• _GIVEN EXERCISE A_
Decide whether each statement below agrees with the transcript attribution write-up, answering yes or no and quoting the deciding words: (i) The attribute.py script pulls raw transcripts from subslikescript.com. (ii) Running Haiku on all 60 episodes is estimated to cost $2-3. (iii) Designing the Neo4j schema is listed among the next steps.

• _TEXT SHOWN_
┏━━

Phase 1: Transcript Attribution Pipeline
pythonai
The first challenge: raw transcripts from subtitle sites have no speaker labels. Every line is just text with a timestamp. To build a social graph, I need to know who said what.
The pipeline
Built two Python scripts:
- scrape.py - Pulls raw transcripts from subslikescript.com
- attribute.py - Uses AI to attribute each line to a speaker
The attribution works surprisingly well because:
- The AI knows The Wire extremely well from training data
- Speech patterns are distinctive per character (Omar’s poetic threats vs Bunk’s exasperated sighs)
- Episode context helps disambiguate similar-sounding characters
Sample output
{
"episode": "S01E01",
"title": "The Target",
"total_lines": 571,
"attributed": 568,
"attribution_rate": "99.5%",
"lines": [
{"line_num": 1, "speaker": "McNulty", "text": "So, your boy's name is what?"},
{"line_num": 2, "speaker": "Witness", "text": "Snot."},
{"line_num": 3, "speaker": "McNulty", "text": "You called the guy Snot?"}
]
}
Cost
Running Sonnet on all 60 episodes would cost around $15-25. Haiku brings that down to $2-3.
Next steps
- Batch process all 60 episodes
- Design the Neo4j schema
- Start loading data

┗━━

• _EXCERPTED DATA_

┏━━

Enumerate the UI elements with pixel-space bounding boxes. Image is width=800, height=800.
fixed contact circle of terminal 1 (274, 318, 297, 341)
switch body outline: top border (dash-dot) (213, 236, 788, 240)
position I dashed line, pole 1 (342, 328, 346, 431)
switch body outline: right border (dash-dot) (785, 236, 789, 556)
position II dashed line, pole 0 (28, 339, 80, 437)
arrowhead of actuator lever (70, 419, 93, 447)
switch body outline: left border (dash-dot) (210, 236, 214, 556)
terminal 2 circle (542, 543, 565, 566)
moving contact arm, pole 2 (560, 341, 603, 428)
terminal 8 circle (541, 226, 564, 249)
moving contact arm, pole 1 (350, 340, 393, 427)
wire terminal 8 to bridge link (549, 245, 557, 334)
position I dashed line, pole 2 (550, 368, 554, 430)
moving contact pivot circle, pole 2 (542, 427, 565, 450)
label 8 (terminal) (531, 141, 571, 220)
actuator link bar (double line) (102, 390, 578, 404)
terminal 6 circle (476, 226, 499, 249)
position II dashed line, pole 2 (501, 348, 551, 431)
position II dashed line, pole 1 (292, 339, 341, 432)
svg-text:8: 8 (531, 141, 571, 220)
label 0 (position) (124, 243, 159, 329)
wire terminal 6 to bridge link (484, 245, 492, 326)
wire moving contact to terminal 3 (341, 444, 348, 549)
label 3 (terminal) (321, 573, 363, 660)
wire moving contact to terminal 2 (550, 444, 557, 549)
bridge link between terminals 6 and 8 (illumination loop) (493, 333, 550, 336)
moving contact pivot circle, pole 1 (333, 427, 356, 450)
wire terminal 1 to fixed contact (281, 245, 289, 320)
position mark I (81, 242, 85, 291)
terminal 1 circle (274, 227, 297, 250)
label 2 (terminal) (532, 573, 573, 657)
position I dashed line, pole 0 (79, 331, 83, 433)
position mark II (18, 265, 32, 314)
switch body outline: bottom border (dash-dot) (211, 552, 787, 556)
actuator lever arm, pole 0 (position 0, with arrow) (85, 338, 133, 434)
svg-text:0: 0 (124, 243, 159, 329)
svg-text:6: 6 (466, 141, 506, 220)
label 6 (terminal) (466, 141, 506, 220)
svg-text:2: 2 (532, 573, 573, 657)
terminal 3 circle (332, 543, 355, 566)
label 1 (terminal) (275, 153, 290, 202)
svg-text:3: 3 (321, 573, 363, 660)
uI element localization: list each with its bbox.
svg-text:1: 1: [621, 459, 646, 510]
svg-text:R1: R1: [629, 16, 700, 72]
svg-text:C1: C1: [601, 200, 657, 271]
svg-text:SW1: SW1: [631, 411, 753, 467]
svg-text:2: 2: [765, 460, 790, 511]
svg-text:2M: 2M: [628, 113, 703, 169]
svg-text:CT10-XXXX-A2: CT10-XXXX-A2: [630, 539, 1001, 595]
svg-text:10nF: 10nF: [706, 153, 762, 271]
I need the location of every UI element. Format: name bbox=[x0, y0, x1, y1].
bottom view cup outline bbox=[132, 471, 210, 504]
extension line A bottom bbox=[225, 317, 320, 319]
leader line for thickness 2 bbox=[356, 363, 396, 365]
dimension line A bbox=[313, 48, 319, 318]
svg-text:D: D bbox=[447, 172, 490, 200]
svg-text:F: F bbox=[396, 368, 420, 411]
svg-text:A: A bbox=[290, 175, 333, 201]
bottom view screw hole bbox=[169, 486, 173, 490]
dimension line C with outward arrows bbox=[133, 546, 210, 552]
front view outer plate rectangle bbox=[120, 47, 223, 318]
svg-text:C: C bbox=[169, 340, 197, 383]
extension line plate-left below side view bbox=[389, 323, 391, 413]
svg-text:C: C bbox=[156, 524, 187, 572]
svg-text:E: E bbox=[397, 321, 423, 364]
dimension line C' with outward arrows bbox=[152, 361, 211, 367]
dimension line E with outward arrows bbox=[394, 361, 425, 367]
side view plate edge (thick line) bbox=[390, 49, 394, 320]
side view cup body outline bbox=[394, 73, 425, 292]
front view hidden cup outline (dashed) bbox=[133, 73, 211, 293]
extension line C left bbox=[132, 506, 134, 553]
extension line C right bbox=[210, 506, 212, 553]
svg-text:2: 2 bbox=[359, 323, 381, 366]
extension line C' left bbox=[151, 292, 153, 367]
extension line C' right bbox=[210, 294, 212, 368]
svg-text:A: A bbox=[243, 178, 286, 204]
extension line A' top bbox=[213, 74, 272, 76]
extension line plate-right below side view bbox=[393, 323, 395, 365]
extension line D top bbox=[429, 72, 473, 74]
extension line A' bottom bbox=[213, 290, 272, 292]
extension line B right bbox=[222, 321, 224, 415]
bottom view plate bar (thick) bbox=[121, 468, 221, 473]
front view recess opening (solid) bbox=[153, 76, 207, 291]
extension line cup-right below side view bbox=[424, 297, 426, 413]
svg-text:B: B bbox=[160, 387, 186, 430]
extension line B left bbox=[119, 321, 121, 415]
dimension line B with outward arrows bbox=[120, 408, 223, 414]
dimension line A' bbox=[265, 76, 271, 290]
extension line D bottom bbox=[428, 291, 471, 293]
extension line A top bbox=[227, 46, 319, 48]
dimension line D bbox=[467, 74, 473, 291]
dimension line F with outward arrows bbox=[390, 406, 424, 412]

┗━━

• _GIVEN EXERCISE B_
Rewrite the lines of the records as a numbered list, from the start of the records up to and including the line with "position I dashed line, pole 1".

• _EXERCISE OUTPUT A_
(i) No: "scrape.py - Pulls raw transcripts from subslikescript.com"
(ii) Yes: "Haiku brings that down to $2-3."
(iii) Yes: "Design the Neo4j schema"

• _EXERCISE OUTPUT B_
1. Enumerate the UI elements with pixel-space bounding boxes. Image is width=800, height=800.
2. fixed contact circle of terminal 1 (274, 318, 297, 341)
3. switch body outline: top border (dash-dot) (213, 236, 788, 240)
4. position I dashed line, pole 1 (342, 328, 346, 431)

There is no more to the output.